--- BEGIN ---

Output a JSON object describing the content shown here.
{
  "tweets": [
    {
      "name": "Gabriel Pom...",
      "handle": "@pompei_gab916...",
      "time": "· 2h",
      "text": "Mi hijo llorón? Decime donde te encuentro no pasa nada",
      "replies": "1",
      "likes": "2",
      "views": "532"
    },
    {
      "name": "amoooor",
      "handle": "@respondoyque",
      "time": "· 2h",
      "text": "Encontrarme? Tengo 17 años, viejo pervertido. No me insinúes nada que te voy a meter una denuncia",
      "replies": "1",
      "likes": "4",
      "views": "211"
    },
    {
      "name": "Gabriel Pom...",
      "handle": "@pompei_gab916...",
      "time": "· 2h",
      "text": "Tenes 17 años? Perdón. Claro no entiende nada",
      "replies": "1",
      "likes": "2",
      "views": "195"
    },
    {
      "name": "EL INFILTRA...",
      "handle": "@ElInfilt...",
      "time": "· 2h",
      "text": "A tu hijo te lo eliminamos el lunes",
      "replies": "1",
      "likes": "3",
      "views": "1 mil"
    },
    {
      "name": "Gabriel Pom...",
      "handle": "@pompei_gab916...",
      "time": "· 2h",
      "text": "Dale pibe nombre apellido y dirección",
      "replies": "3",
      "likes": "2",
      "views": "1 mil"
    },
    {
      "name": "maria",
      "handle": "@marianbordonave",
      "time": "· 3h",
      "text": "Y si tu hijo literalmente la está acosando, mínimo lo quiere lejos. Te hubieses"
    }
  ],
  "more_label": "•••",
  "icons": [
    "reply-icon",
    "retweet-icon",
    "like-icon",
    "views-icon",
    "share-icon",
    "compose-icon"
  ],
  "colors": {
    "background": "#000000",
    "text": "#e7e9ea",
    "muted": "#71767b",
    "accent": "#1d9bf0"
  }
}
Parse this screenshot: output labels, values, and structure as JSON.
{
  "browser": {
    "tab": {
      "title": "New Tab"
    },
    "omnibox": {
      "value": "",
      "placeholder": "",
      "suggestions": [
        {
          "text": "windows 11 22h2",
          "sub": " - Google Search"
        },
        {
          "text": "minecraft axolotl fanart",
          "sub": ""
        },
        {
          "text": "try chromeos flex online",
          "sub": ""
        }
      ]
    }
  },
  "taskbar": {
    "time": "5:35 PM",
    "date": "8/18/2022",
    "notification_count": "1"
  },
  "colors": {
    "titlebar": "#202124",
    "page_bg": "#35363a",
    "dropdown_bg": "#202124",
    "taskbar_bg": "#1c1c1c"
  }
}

--- END ---

All of the data must be returned exactly.

Output a JSON object describing the content shown here.
{
  "tweets": [
    {
      "name": "Gabriel Pom...",
      "handle": "@pompei_gab916...",
      "time": "· 2h",
      "text": "Mi hijo llorón? Decime donde te encuentro no pasa nada",
      "replies": "1",
      "likes": "2",
      "views": "532"
    },
    {
      "name": "amoooor",
      "handle": "@respondoyque",
      "time": "· 2h",
      "text": "Encontrarme? Tengo 17 años, viejo pervertido. No me insinúes nada que te voy a meter una denuncia",
      "replies": "1",
      "likes": "4",
      "views": "211"
    },
    {
      "name": "Gabriel Pom...",
      "handle": "@pompei_gab916...",
      "time": "· 2h",
      "text": "Tenes 17 años? Perdón. Claro no entiende nada",
      "replies": "1",
      "likes": "2",
      "views": "195"
    },
    {
      "name": "EL INFILTRA...",
      "handle": "@ElInfilt...",
      "time": "· 2h",
      "text": "A tu hijo te lo eliminamos el lunes",
      "replies": "1",
      "likes": "3",
      "views": "1 mil"
    },
    {
      "name": "Gabriel Pom...",
      "handle": "@pompei_gab916...",
      "time": "· 2h",
      "text": "Dale pibe nombre apellido y dirección",
      "replies": "3",
      "likes": "2",
      "views": "1 mil"
    },
    {
      "name": "maria",
      "handle": "@marianbordonave",
      "time": "· 3h",
      "text": "Y si tu hijo literalmente la está acosando, mínimo lo quiere lejos. Te hubieses"
    }
  ],
  "more_label": "•••",
  "icons": [
    "reply-icon",
    "retweet-icon",
    "like-icon",
    "views-icon",
    "share-icon",
    "compose-icon"
  ],
  "colors": {
    "background": "#000000",
    "text": "#e7e9ea",
    "muted": "#71767b",
    "accent": "#1d9bf0"
  }
}
Parse this screenshot: output labels, values, and structure as JSON.
{
  "browser": {
    "tab": {
      "title": "New Tab"
    },
    "omnibox": {
      "value": "",
      "placeholder": "",
      "suggestions": [
        {
          "text": "windows 11 22h2",
          "sub": " - Google Search"
        },
        {
          "text": "minecraft axolotl fanart",
          "sub": ""
        },
        {
          "text": "try chromeos flex online",
          "sub": ""
        }
      ]
    }
  },
  "taskbar": {
    "time": "5:35 PM",
    "date": "8/18/2022",
    "notification_count": "1"
  },
  "colors": {
    "titlebar": "#202124",
    "page_bg": "#35363a",
    "dropdown_bg": "#202124",
    "taskbar_bg": "#1c1c1c"
  }
}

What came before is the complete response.